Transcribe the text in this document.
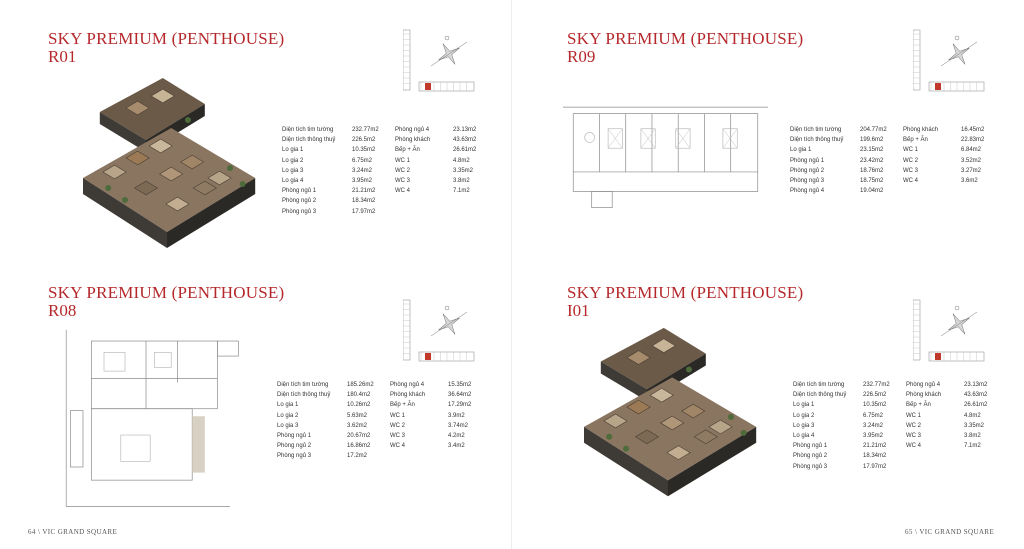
SKY PREMIUM (PENTHOUSE)
R01
Diện tích tim tường	232.77m2
Diện tích thông thuỷ	226.5m2
Lo gia 1	10.35m2
Lo gia 2	6.75m2
Lo gia 3	3.24m2
Lo gia 4	3.95m2
Phòng ngủ 1	21.21m2
Phòng ngủ 2	18.34m2
Phòng ngủ 3	17.97m2
Phòng ngủ 4	23.13m2
Phòng khách	43.63m2
Bếp + Ăn	26.61m2
WC 1	4.8m2
WC 2	3.35m2
WC 3	3.8m2
WC 4	7.1m2
SKY PREMIUM (PENTHOUSE)
R09
Diện tích tim tường	204.77m2
Diện tích thông thuỷ	199.6m2
Lo gia 1	23.15m2
Phòng ngủ 1	23.42m2
Phòng ngủ 2	18.76m2
Phòng ngủ 3	18.75m2
Phòng ngủ 4	19.04m2
Phòng khách	16.45m2
Bếp + Ăn	22.83m2
WC 1	6.84m2
WC 2	3.52m2
WC 3	3.27m2
WC 4	3.6m2
SKY PREMIUM (PENTHOUSE)
R08
Diện tích tim tường	185.26m2
Diện tích thông thuỷ	180.4m2
Lo gia 1	10.26m2
Lo gia 2	5.63m2
Lo gia 3	3.62m2
Phòng ngủ 1	20.67m2
Phòng ngủ 2	16.86m2
Phòng ngủ 3	17.2m2
Phòng ngủ 4	15.35m2
Phòng khách	36.64m2
Bếp + Ăn	17.29m2
WC 1	3.9m2
WC 2	3.74m2
WC 3	4.2m2
WC 4	3.4m2
SKY PREMIUM (PENTHOUSE)
I01
Diện tích tim tường	232.77m2
Diện tích thông thuỷ	226.5m2
Lo gia 1	10.35m2
Lo gia 2	6.75m2
Lo gia 3	3.24m2
Lo gia 4	3.95m2
Phòng ngủ 1	21.21m2
Phòng ngủ 2	18.34m2
Phòng ngủ 3	17.97m2
Phòng ngủ 4	23.13m2
Phòng khách	43.63m2
Bếp + Ăn	26.61m2
WC 1	4.8m2
WC 2	3.35m2
WC 3	3.8m2
WC 4	7.1m2
64 \ VIC GRAND SQUARE	65 \ VIC GRAND SQUARE
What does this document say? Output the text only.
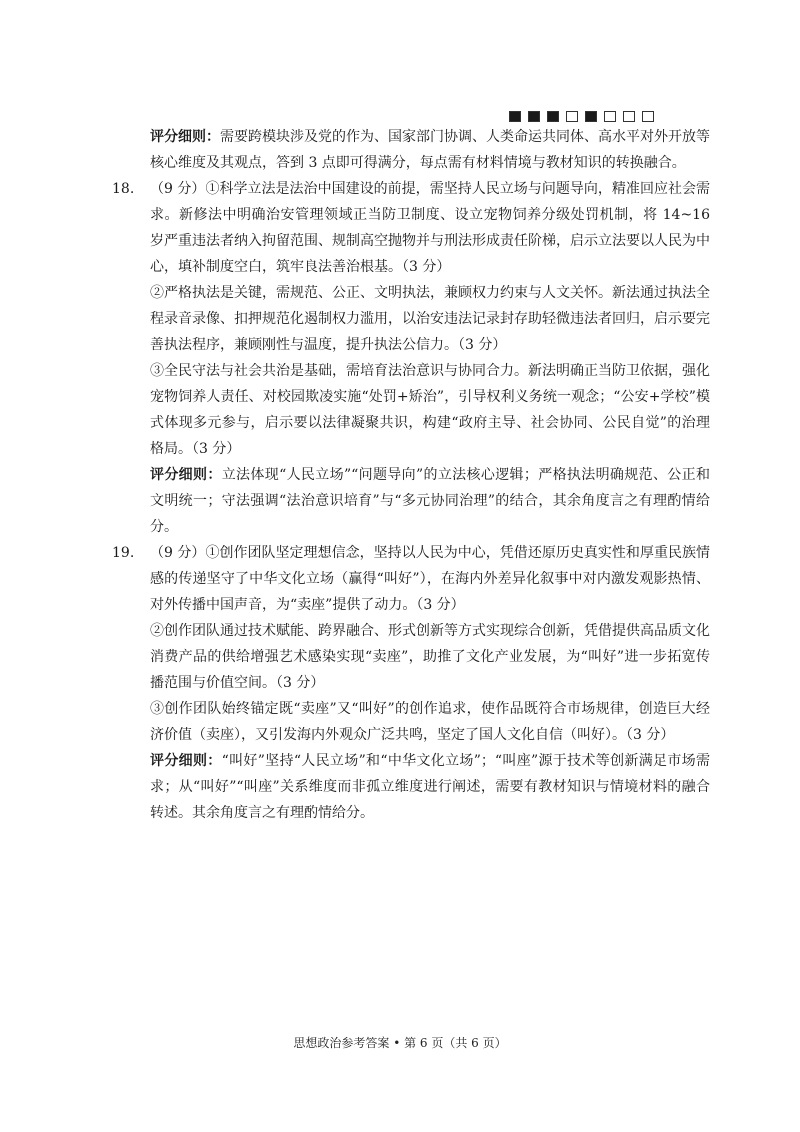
评分细则：需要跨模块涉及党的作为、国家部门协调、人类命运共同体、高水平对外开放等核心维度及其观点，答到 3 点即可得满分，每点需有材料情境与教材知识的转换融合。

18. （9 分）①科学立法是法治中国建设的前提，需坚持人民立场与问题导向，精准回应社会需求。新修法中明确治安管理领域正当防卫制度、设立宠物饲养分级处罚机制，将 14~16 岁严重违法者纳入拘留范围、规制高空抛物并与刑法形成责任阶梯，启示立法要以人民为中心，填补制度空白，筑牢良法善治根基。（3 分）

②严格执法是关键，需规范、公正、文明执法，兼顾权力约束与人文关怀。新法通过执法全程录音录像、扣押规范化遏制权力滥用，以治安违法记录封存助轻微违法者回归，启示要完善执法程序，兼顾刚性与温度，提升执法公信力。（3 分）

③全民守法与社会共治是基础，需培育法治意识与协同合力。新法明确正当防卫依据，强化宠物饲养人责任、对校园欺凌实施“处罚+矫治”，引导权利义务统一观念；“公安+学校”模式体现多元参与，启示要以法律凝聚共识，构建“政府主导、社会协同、公民自觉”的治理格局。（3 分）

评分细则：立法体现“人民立场”“问题导向”的立法核心逻辑；严格执法明确规范、公正和文明统一；守法强调“法治意识培育”与“多元协同治理”的结合，其余角度言之有理酌情给分。

19. （9 分）①创作团队坚定理想信念，坚持以人民为中心，凭借还原历史真实性和厚重民族情感的传递坚守了中华文化立场（赢得“叫好”），在海内外差异化叙事中对内激发观影热情、对外传播中国声音，为“卖座”提供了动力。（3 分）

②创作团队通过技术赋能、跨界融合、形式创新等方式实现综合创新，凭借提供高品质文化消费产品的供给增强艺术感染实现“卖座”，助推了文化产业发展，为“叫好”进一步拓宽传播范围与价值空间。（3 分）

③创作团队始终锚定既“卖座”又“叫好”的创作追求，使作品既符合市场规律，创造巨大经济价值（卖座），又引发海内外观众广泛共鸣，坚定了国人文化自信（叫好）。（3 分）

评分细则：“叫好”坚持“人民立场”和“中华文化立场”；“叫座”源于技术等创新满足市场需求；从“叫好”“叫座”关系维度而非孤立维度进行阐述，需要有教材知识与情境材料的融合转述。其余角度言之有理酌情给分。

思想政治参考答案 • 第 6 页（共 6 页）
::::::::::
* [Instruction]: Restate word for word the lines above that start at the line containing "What does this" and run to the end of the listing; exclude the pictures.

* [Full answer]:
What does this document say? Output the text only.
评分细则：需要跨模块涉及党的作为、国家部门协调、人类命运共同体、高水平对外开放等核心维度及其观点，答到 3 点即可得满分，每点需有材料情境与教材知识的转换融合。

18. （9 分）①科学立法是法治中国建设的前提，需坚持人民立场与问题导向，精准回应社会需求。新修法中明确治安管理领域正当防卫制度、设立宠物饲养分级处罚机制，将 14~16 岁严重违法者纳入拘留范围、规制高空抛物并与刑法形成责任阶梯，启示立法要以人民为中心，填补制度空白，筑牢良法善治根基。（3 分）

②严格执法是关键，需规范、公正、文明执法，兼顾权力约束与人文关怀。新法通过执法全程录音录像、扣押规范化遏制权力滥用，以治安违法记录封存助轻微违法者回归，启示要完善执法程序，兼顾刚性与温度，提升执法公信力。（3 分）

③全民守法与社会共治是基础，需培育法治意识与协同合力。新法明确正当防卫依据，强化宠物饲养人责任、对校园欺凌实施“处罚+矫治”，引导权利义务统一观念；“公安+学校”模式体现多元参与，启示要以法律凝聚共识，构建“政府主导、社会协同、公民自觉”的治理格局。（3 分）

评分细则：立法体现“人民立场”“问题导向”的立法核心逻辑；严格执法明确规范、公正和文明统一；守法强调“法治意识培育”与“多元协同治理”的结合，其余角度言之有理酌情给分。

19. （9 分）①创作团队坚定理想信念，坚持以人民为中心，凭借还原历史真实性和厚重民族情感的传递坚守了中华文化立场（赢得“叫好”），在海内外差异化叙事中对内激发观影热情、对外传播中国声音，为“卖座”提供了动力。（3 分）

②创作团队通过技术赋能、跨界融合、形式创新等方式实现综合创新，凭借提供高品质文化消费产品的供给增强艺术感染实现“卖座”，助推了文化产业发展，为“叫好”进一步拓宽传播范围与价值空间。（3 分）

③创作团队始终锚定既“卖座”又“叫好”的创作追求，使作品既符合市场规律，创造巨大经济价值（卖座），又引发海内外观众广泛共鸣，坚定了国人文化自信（叫好）。（3 分）

评分细则：“叫好”坚持“人民立场”和“中华文化立场”；“叫座”源于技术等创新满足市场需求；从“叫好”“叫座”关系维度而非孤立维度进行阐述，需要有教材知识与情境材料的融合转述。其余角度言之有理酌情给分。

思想政治参考答案 • 第 6 页（共 6 页）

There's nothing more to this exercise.